Short task> Locate each line of the material that contains "folder", then return it.
──────── Provided records
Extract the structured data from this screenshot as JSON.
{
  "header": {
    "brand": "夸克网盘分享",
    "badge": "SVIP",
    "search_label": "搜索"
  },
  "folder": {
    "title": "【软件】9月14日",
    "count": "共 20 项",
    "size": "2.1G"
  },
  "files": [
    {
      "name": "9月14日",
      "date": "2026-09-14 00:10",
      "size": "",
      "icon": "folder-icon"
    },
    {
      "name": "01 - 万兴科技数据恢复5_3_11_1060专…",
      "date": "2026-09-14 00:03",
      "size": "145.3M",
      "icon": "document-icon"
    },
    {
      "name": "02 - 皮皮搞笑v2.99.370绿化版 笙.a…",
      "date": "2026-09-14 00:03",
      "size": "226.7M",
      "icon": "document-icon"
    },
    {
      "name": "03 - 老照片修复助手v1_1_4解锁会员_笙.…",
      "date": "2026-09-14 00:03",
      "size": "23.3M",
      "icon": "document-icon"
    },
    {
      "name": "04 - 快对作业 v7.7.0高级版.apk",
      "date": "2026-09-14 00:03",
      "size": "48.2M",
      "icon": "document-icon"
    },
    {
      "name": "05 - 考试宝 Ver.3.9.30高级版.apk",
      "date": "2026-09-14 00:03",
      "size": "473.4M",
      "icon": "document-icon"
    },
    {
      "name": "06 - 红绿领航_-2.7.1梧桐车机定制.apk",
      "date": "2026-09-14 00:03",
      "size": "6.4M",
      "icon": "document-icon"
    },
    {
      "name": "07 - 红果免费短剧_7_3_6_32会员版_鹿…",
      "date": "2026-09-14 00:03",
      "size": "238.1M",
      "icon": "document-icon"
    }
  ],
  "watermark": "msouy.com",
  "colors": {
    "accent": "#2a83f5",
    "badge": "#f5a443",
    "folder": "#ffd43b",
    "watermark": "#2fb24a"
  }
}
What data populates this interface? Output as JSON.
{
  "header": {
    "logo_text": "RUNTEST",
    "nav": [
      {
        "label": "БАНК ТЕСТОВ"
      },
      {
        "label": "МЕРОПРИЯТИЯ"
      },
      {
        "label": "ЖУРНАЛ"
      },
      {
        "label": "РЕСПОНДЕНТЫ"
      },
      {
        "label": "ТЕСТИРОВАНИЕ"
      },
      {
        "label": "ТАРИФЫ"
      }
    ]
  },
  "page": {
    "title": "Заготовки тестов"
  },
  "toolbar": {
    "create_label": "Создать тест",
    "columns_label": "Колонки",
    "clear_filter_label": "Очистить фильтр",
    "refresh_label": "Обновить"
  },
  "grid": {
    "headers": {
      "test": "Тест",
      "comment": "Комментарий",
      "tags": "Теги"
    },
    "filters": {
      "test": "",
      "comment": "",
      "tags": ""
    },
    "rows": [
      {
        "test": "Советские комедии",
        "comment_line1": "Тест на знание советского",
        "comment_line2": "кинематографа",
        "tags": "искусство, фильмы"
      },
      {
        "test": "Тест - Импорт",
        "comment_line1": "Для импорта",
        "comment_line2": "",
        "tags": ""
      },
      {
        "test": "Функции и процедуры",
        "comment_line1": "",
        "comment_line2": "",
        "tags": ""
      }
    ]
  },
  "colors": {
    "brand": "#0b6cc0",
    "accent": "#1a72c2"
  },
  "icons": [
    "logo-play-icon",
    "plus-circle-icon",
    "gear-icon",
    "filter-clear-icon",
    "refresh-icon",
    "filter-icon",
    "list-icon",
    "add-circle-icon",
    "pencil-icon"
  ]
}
────────────────
Task output>
  "folder": {
      "icon": "folder-icon"
    "folder": "#ffd43b",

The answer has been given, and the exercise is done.